── DATASET EXTRACT ──

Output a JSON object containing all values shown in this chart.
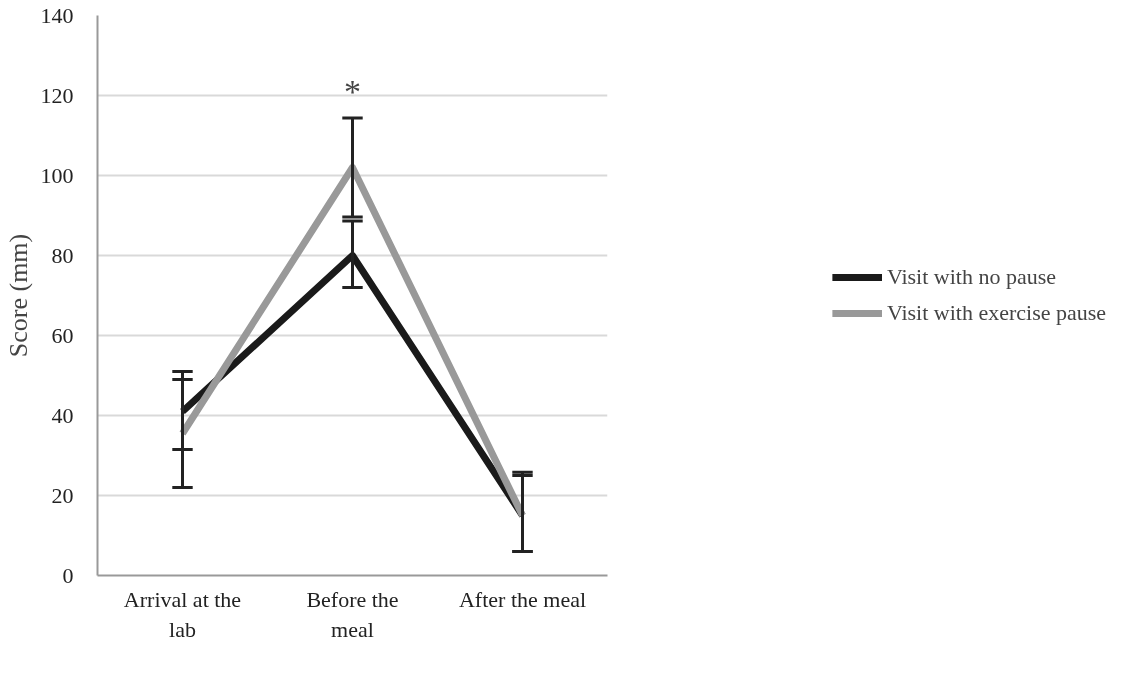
{
  "chart_data": {
    "type": "line",
    "ylabel": "Score (mm)",
    "categories": [
      "Arrival at the lab",
      "Before the meal",
      "After the meal"
    ],
    "series": [
      {
        "name": "Visit with no pause",
        "color": "#1a1a1a",
        "values": [
          41,
          80,
          15
        ],
        "errors": [
          [
            31.5,
            51
          ],
          [
            72,
            88.6
          ],
          [
            6,
            25
          ]
        ]
      },
      {
        "name": "Visit with exercise pause",
        "color": "#999999",
        "values": [
          35.5,
          102,
          15
        ],
        "errors": [
          [
            22,
            49
          ],
          [
            89.6,
            114.4
          ],
          [
            6,
            25.8
          ]
        ]
      }
    ],
    "ylim": [
      0,
      140
    ],
    "yticks": [
      0,
      20,
      40,
      60,
      80,
      100,
      120,
      140
    ],
    "grid": "y",
    "legend": "right",
    "marker": "none",
    "line_style": "solid",
    "annotations": [
      "*"
    ]
  }
}
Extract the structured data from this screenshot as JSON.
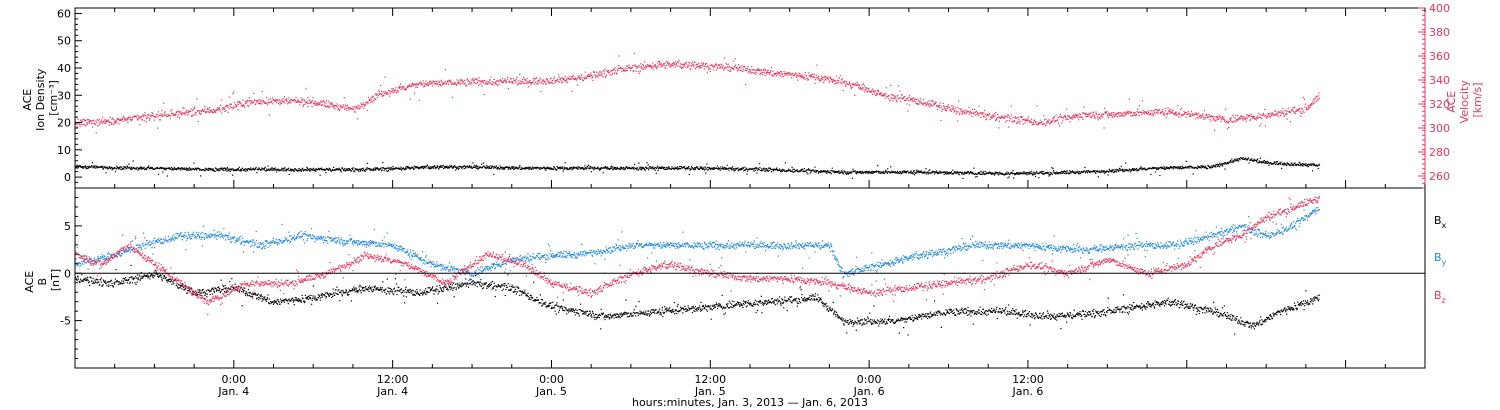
{
  "chart_data": [
    {
      "type": "scatter",
      "panel": "top",
      "ylabel_left": [
        "ACE",
        "Ion Density",
        "[cm⁻³]"
      ],
      "ylabel_right": [
        "ACE",
        "Velocity",
        "[km/s]"
      ],
      "ylim_left": [
        -4,
        62
      ],
      "ylim_right": [
        250,
        400
      ],
      "yticks_left": [
        0,
        10,
        20,
        30,
        40,
        50,
        60
      ],
      "yticks_right": [
        260,
        280,
        300,
        320,
        340,
        360,
        380,
        400
      ],
      "series": [
        {
          "axis": "right",
          "color": "#e8365d",
          "anchors": [
            [
              0,
              304
            ],
            [
              4,
              308
            ],
            [
              8,
              313
            ],
            [
              11,
              316
            ],
            [
              13,
              322
            ],
            [
              15,
              323
            ],
            [
              18,
              322
            ],
            [
              21,
              316
            ],
            [
              23,
              329
            ],
            [
              26,
              337
            ],
            [
              30,
              339
            ],
            [
              34,
              339
            ],
            [
              38,
              342
            ],
            [
              41,
              349
            ],
            [
              44,
              353
            ],
            [
              47,
              353
            ],
            [
              50,
              350
            ],
            [
              53,
              346
            ],
            [
              56,
              343
            ],
            [
              59,
              336
            ],
            [
              61,
              328
            ],
            [
              64,
              322
            ],
            [
              67,
              314
            ],
            [
              70,
              309
            ],
            [
              73,
              305
            ],
            [
              76,
              311
            ],
            [
              79,
              312
            ],
            [
              82,
              314
            ],
            [
              85,
              311
            ],
            [
              87,
              307
            ],
            [
              90,
              311
            ],
            [
              93,
              317
            ],
            [
              94,
              327
            ]
          ]
        },
        {
          "axis": "left",
          "color": "#000000",
          "anchors": [
            [
              0,
              4
            ],
            [
              5,
              3.5
            ],
            [
              10,
              3
            ],
            [
              16,
              3
            ],
            [
              22,
              3
            ],
            [
              28,
              4
            ],
            [
              34,
              3.5
            ],
            [
              40,
              3.5
            ],
            [
              46,
              3.5
            ],
            [
              52,
              3
            ],
            [
              58,
              2
            ],
            [
              64,
              2
            ],
            [
              70,
              1.5
            ],
            [
              76,
              2
            ],
            [
              82,
              3.5
            ],
            [
              86,
              4
            ],
            [
              88,
              7
            ],
            [
              90,
              5.5
            ],
            [
              94,
              4.5
            ]
          ]
        }
      ]
    },
    {
      "type": "scatter",
      "panel": "bottom",
      "ylabel": [
        "ACE",
        "B",
        "[nT]"
      ],
      "ylim": [
        -10,
        9
      ],
      "yticks": [
        -5,
        0,
        5
      ],
      "legend": [
        {
          "label": "B",
          "sub": "x",
          "color": "#000000"
        },
        {
          "label": "B",
          "sub": "y",
          "color": "#1e88e5"
        },
        {
          "label": "B",
          "sub": "z",
          "color": "#e8365d"
        }
      ],
      "series": [
        {
          "name": "Bx",
          "color": "#000000",
          "anchors": [
            [
              0,
              -0.5
            ],
            [
              3,
              -1
            ],
            [
              6,
              0
            ],
            [
              9,
              -2
            ],
            [
              12,
              -1.5
            ],
            [
              15,
              -3
            ],
            [
              18,
              -2.5
            ],
            [
              22,
              -1.5
            ],
            [
              26,
              -2
            ],
            [
              30,
              -1
            ],
            [
              33,
              -1.5
            ],
            [
              36,
              -3.5
            ],
            [
              40,
              -4.5
            ],
            [
              44,
              -4
            ],
            [
              48,
              -3.5
            ],
            [
              52,
              -3
            ],
            [
              56,
              -2.5
            ],
            [
              58,
              -5
            ],
            [
              62,
              -5
            ],
            [
              66,
              -4
            ],
            [
              70,
              -4
            ],
            [
              74,
              -4.5
            ],
            [
              78,
              -4
            ],
            [
              80,
              -3.5
            ],
            [
              83,
              -3
            ],
            [
              86,
              -4
            ],
            [
              89,
              -5.5
            ],
            [
              91,
              -4
            ],
            [
              93,
              -3
            ],
            [
              94,
              -2.5
            ]
          ]
        },
        {
          "name": "By",
          "color": "#1e88e5",
          "anchors": [
            [
              0,
              1
            ],
            [
              3,
              2
            ],
            [
              5,
              3
            ],
            [
              8,
              4
            ],
            [
              11,
              4
            ],
            [
              14,
              3
            ],
            [
              17,
              4
            ],
            [
              20,
              3.5
            ],
            [
              24,
              3
            ],
            [
              27,
              1
            ],
            [
              30,
              0
            ],
            [
              33,
              1.5
            ],
            [
              36,
              2
            ],
            [
              38,
              2
            ],
            [
              42,
              3
            ],
            [
              46,
              3
            ],
            [
              50,
              3
            ],
            [
              54,
              3
            ],
            [
              57,
              3
            ],
            [
              58,
              0
            ],
            [
              61,
              1
            ],
            [
              64,
              2
            ],
            [
              68,
              3
            ],
            [
              72,
              3
            ],
            [
              76,
              2.5
            ],
            [
              80,
              3
            ],
            [
              83,
              3
            ],
            [
              86,
              4
            ],
            [
              88,
              5
            ],
            [
              90,
              4
            ],
            [
              92,
              5
            ],
            [
              94,
              7
            ]
          ]
        },
        {
          "name": "Bz",
          "color": "#e8365d",
          "anchors": [
            [
              0,
              2
            ],
            [
              2,
              1
            ],
            [
              4,
              3
            ],
            [
              6,
              1
            ],
            [
              8,
              -1
            ],
            [
              10,
              -3
            ],
            [
              13,
              -1
            ],
            [
              16,
              -1
            ],
            [
              19,
              0
            ],
            [
              22,
              2
            ],
            [
              25,
              1
            ],
            [
              28,
              -1
            ],
            [
              31,
              2
            ],
            [
              34,
              1
            ],
            [
              36,
              -1
            ],
            [
              39,
              -2
            ],
            [
              42,
              0
            ],
            [
              45,
              1
            ],
            [
              48,
              0
            ],
            [
              51,
              -0.5
            ],
            [
              54,
              -0.5
            ],
            [
              57,
              -1
            ],
            [
              60,
              -2
            ],
            [
              63,
              -1.5
            ],
            [
              66,
              -1
            ],
            [
              69,
              -0.5
            ],
            [
              72,
              1
            ],
            [
              75,
              0
            ],
            [
              78,
              1.5
            ],
            [
              81,
              0
            ],
            [
              84,
              1
            ],
            [
              86,
              3
            ],
            [
              88,
              4
            ],
            [
              90,
              6
            ],
            [
              92,
              7
            ],
            [
              94,
              8
            ]
          ]
        }
      ]
    },
    {
      "type": "axis",
      "role": "time-axis",
      "xlim": [
        0,
        102
      ],
      "ticks": [
        {
          "x": 12,
          "time": "0:00",
          "date": "Jan. 4"
        },
        {
          "x": 24,
          "time": "12:00",
          "date": "Jan. 4"
        },
        {
          "x": 36,
          "time": "0:00",
          "date": "Jan. 5"
        },
        {
          "x": 48,
          "time": "12:00",
          "date": "Jan. 5"
        },
        {
          "x": 60,
          "time": "0:00",
          "date": "Jan. 6"
        },
        {
          "x": 72,
          "time": "12:00",
          "date": "Jan. 6"
        }
      ],
      "xlabel": "hours:minutes, Jan.  3, 2013 — Jan.  6, 2013"
    }
  ]
}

───

*CHALLENGE*:
Scan the data above and copy every line with "type" in it.

*RESULT FOR THIS EXERCISE*:
    "type": "line",
      "type": "scatter",
      "type": "scatter",
      "type": "axis",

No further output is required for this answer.